──────── RECORDS FOR PROCESSING
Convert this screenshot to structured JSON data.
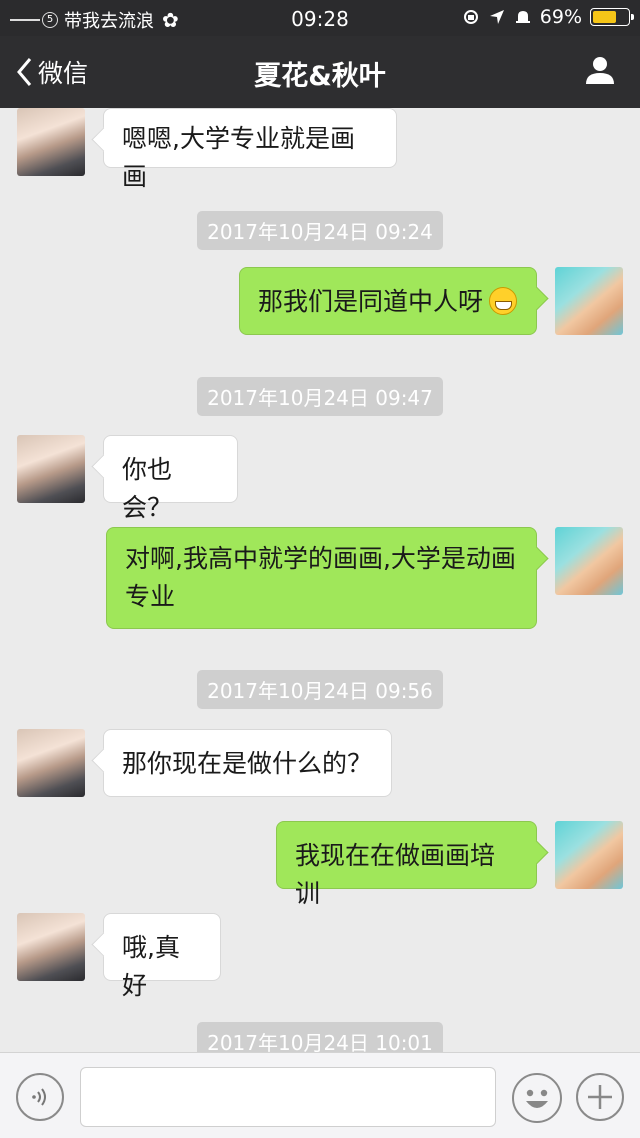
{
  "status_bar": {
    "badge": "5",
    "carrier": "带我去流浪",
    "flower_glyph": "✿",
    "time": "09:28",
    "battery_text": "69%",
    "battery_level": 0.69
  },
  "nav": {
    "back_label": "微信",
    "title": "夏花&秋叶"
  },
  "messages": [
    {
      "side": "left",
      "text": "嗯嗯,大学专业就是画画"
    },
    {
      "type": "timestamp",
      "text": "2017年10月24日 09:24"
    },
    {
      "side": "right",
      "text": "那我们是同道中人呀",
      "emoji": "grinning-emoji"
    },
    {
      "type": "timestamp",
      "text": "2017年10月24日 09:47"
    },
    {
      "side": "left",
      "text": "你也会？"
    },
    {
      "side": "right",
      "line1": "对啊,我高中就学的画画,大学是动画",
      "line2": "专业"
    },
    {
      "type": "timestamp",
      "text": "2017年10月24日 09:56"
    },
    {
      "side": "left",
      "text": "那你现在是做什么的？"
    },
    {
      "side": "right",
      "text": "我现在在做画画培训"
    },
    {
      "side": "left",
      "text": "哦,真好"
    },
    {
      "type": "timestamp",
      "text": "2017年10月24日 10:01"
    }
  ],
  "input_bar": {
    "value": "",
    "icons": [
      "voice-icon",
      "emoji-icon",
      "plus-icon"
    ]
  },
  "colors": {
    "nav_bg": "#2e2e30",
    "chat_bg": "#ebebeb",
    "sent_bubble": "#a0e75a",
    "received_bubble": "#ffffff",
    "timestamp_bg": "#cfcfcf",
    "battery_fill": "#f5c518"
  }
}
────────────────
* GOAL *
Without including any pictures, please restate all the records exactly.

* ANSWER IN FULL *
Convert this screenshot to structured JSON data.
{
  "status_bar": {
    "badge": "5",
    "carrier": "带我去流浪",
    "flower_glyph": "✿",
    "time": "09:28",
    "battery_text": "69%",
    "battery_level": 0.69
  },
  "nav": {
    "back_label": "微信",
    "title": "夏花&秋叶"
  },
  "messages": [
    {
      "side": "left",
      "text": "嗯嗯,大学专业就是画画"
    },
    {
      "type": "timestamp",
      "text": "2017年10月24日 09:24"
    },
    {
      "side": "right",
      "text": "那我们是同道中人呀",
      "emoji": "grinning-emoji"
    },
    {
      "type": "timestamp",
      "text": "2017年10月24日 09:47"
    },
    {
      "side": "left",
      "text": "你也会？"
    },
    {
      "side": "right",
      "line1": "对啊,我高中就学的画画,大学是动画",
      "line2": "专业"
    },
    {
      "type": "timestamp",
      "text": "2017年10月24日 09:56"
    },
    {
      "side": "left",
      "text": "那你现在是做什么的？"
    },
    {
      "side": "right",
      "text": "我现在在做画画培训"
    },
    {
      "side": "left",
      "text": "哦,真好"
    },
    {
      "type": "timestamp",
      "text": "2017年10月24日 10:01"
    }
  ],
  "input_bar": {
    "value": "",
    "icons": [
      "voice-icon",
      "emoji-icon",
      "plus-icon"
    ]
  },
  "colors": {
    "nav_bg": "#2e2e30",
    "chat_bg": "#ebebeb",
    "sent_bubble": "#a0e75a",
    "received_bubble": "#ffffff",
    "timestamp_bg": "#cfcfcf",
    "battery_fill": "#f5c518"
  }
}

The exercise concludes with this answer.